**Source passage**
* BEGIN *
SOPs
Monday, November 14, 2011 at 8:00AM
Gary L Kelley in IT, SOP

Looking at Operations as a nuclear submarine is my new favorite analogy.  For decades I’ve used the analogy of trains…keeping them on time, the people who run them can’t design them (it’s a different mind set.”  I’ve evolved my thinking due to a quote from the 2001 movie Crimson Tide, attributed to President Franklin D. Roosevelt: I like sub commanders. They have no time for bullshit, and neither do I.

That’s what it should be like in Operations.  Everyone knows what they are doing, and everyone does it.  A former boss once created a stir when he said, “I don’t want innovation in Operations.”  The Operators thought he was holding them back.  To the contrary, he was suggesting he doesn’t want inconsistency in operations, or changes made on the fly.  This particular guy actually wanted Operations to innovate as a function!

How do submariners do this?  By having clear Standard Operating Procedures, or SOPs.
* END *
**Prompt 1**
In the post about operations and SOPs, which film features the quote attributed to Franklin D. Roosevelt?
**Prompt 2**
Reproduce the passage of the SOPs post between "Looking at Operations" and "neither do I.", inclusive, word for word.
**Prompt 3**
Continue the post about operations and SOPs, starting right after its last sentence.
The listing plays no part in what comes next.

**Provided data**
* BEGIN *
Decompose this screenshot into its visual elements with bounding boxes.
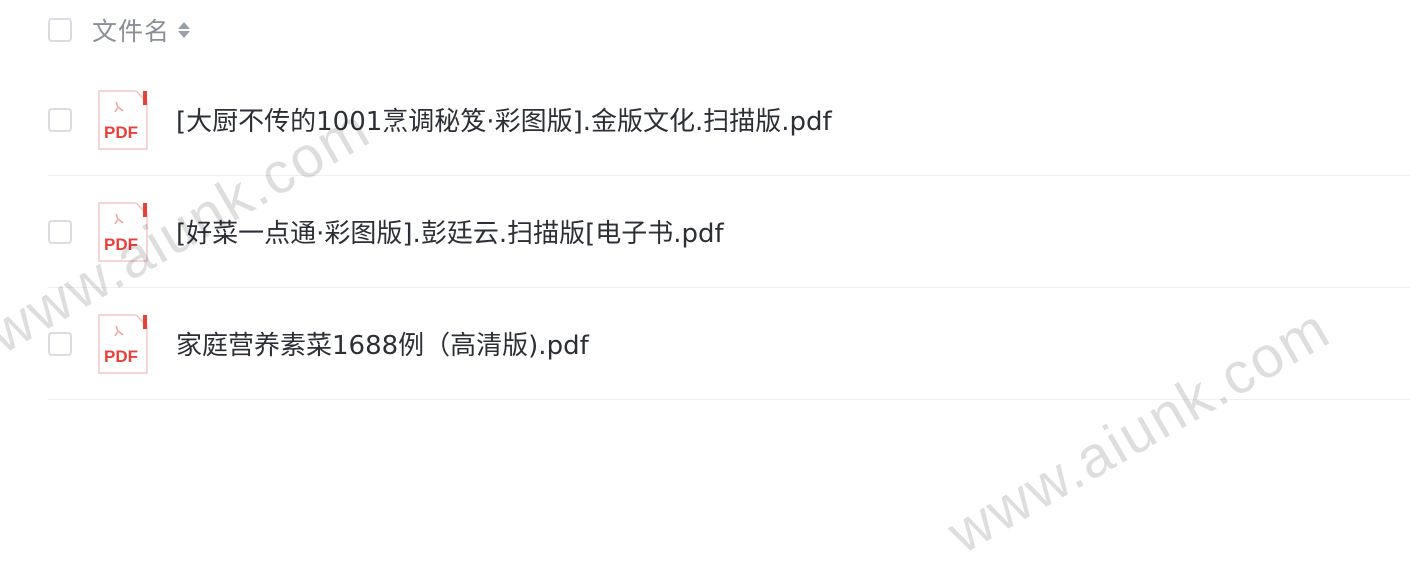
* END *
**Task answer 1**
The 2001 movie Crimson Tide.

**Task answer 2**
Looking at Operations as a nuclear submarine is my new favorite analogy.  For decades I’ve used the analogy of trains…keeping them on time, the people who run them can’t design them (it’s a different mind set.”  I’ve evolved my thinking due to a quote from the 2001 movie Crimson Tide, attributed to President Franklin D. Roosevelt: I like sub commanders. They have no time for bullshit, and neither do I.

**Task answer 3**
Businesses often struggle doing this because the people writing the SOPs need to understand how they are used.

System specifications are often tomes.  If the same people writing the tome write the SOP, there can be a disconnect.  Why?  By their nature, SOPs need to be simple and clear.  A tome is rarely simple and clear.

Finding the RIGHT SOP has to be EASY

As an example, we were recently working with a client where an application release was being turned over to Operations.  Dozens of meetings and stacks of paper later, the Operations staff simply felt unprepared.

A senior analyst (and former SVP in a financial services firm) reduced this down to a page and a half, allowing Operations success.  It took a couple days; one of the shorter tasks on the project by comparison.

By focusing on the standard process, distilling all the well-meaning and varied instructions down to the standard, and with a keen understanding of Operations, this effort allowed Operations to successful run the system.

It’s a shame some writers are paid by the word.   SOPs are no place for creative writing. 

Clear and concise SOPs, no bureaucratic tomes, are a key.

How does your shop accomplish this?

Article originally appeared on Gary L Kelley (http://garylkelley.com/).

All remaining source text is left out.